Information shown >>
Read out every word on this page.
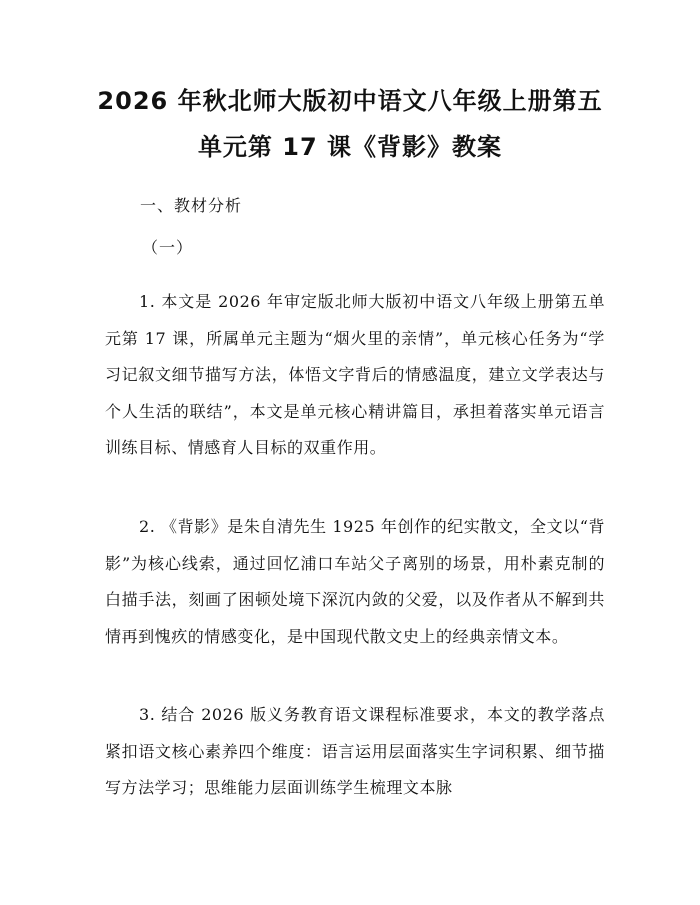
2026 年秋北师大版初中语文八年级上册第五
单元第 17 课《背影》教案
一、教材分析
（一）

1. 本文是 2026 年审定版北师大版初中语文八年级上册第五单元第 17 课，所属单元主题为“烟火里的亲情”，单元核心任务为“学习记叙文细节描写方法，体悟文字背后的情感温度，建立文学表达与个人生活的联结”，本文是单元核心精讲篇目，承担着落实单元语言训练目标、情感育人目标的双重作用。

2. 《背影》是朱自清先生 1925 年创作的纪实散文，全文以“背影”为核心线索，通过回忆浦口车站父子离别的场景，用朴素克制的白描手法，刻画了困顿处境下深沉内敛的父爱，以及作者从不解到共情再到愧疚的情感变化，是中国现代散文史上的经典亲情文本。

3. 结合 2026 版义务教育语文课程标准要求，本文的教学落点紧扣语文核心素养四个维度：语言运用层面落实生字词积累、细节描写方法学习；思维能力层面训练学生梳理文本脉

--

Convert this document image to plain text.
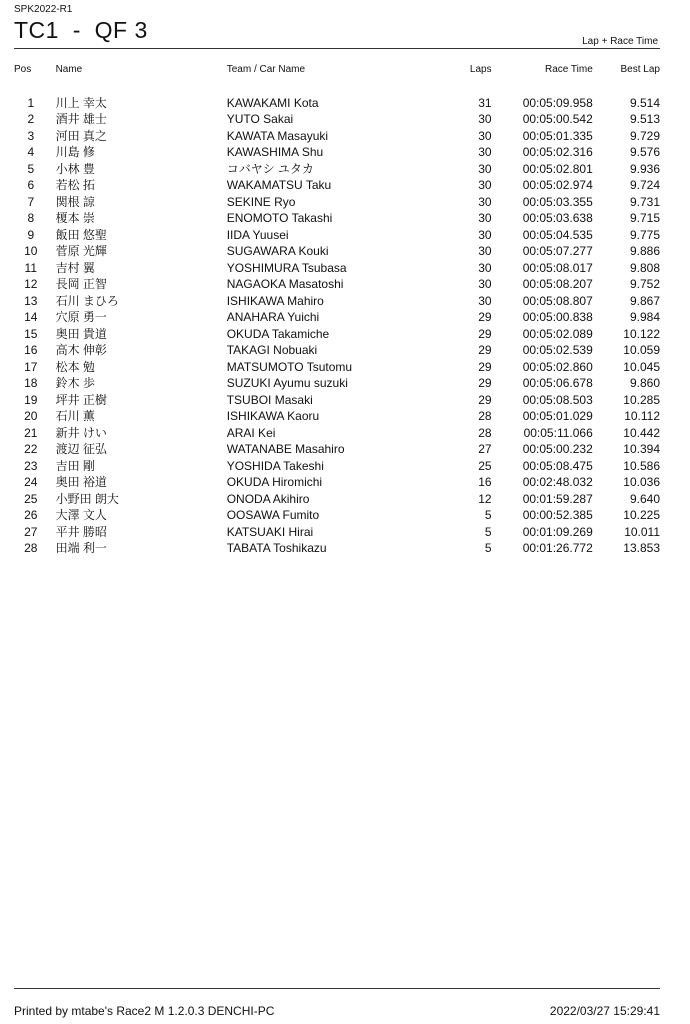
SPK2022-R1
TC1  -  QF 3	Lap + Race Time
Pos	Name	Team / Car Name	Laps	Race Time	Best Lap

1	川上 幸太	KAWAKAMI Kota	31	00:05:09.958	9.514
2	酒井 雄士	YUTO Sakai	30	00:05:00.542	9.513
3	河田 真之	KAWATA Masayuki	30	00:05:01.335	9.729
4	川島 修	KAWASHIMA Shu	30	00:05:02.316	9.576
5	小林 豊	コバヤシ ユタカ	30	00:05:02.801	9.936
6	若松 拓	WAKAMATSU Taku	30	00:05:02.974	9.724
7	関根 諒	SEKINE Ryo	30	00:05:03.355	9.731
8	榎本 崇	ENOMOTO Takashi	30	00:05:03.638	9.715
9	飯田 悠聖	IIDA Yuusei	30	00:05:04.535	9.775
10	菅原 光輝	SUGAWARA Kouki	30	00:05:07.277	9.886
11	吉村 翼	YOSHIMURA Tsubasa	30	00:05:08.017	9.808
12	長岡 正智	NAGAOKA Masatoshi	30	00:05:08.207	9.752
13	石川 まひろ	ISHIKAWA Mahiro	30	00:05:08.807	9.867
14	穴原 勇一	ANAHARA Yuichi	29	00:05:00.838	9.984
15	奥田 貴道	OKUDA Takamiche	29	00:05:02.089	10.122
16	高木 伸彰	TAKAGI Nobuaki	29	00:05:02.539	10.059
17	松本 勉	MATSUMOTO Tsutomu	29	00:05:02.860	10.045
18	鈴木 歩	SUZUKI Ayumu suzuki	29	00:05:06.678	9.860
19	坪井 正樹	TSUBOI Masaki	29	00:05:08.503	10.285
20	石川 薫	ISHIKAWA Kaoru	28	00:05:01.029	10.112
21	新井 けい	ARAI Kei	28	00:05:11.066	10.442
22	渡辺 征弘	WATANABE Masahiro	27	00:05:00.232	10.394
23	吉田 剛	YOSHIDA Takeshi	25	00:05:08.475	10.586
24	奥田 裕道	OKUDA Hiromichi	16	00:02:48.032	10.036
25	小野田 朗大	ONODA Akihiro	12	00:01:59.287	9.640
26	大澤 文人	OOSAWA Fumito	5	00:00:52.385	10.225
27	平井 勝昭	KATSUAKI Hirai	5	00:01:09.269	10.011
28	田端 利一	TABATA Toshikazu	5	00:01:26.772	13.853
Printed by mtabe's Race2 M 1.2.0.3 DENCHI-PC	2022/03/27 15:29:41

Exercise >>
Look through the lines above and collect those with the word "this".

The solution >>
Read out every word on this page.
Convert this document image to plain text.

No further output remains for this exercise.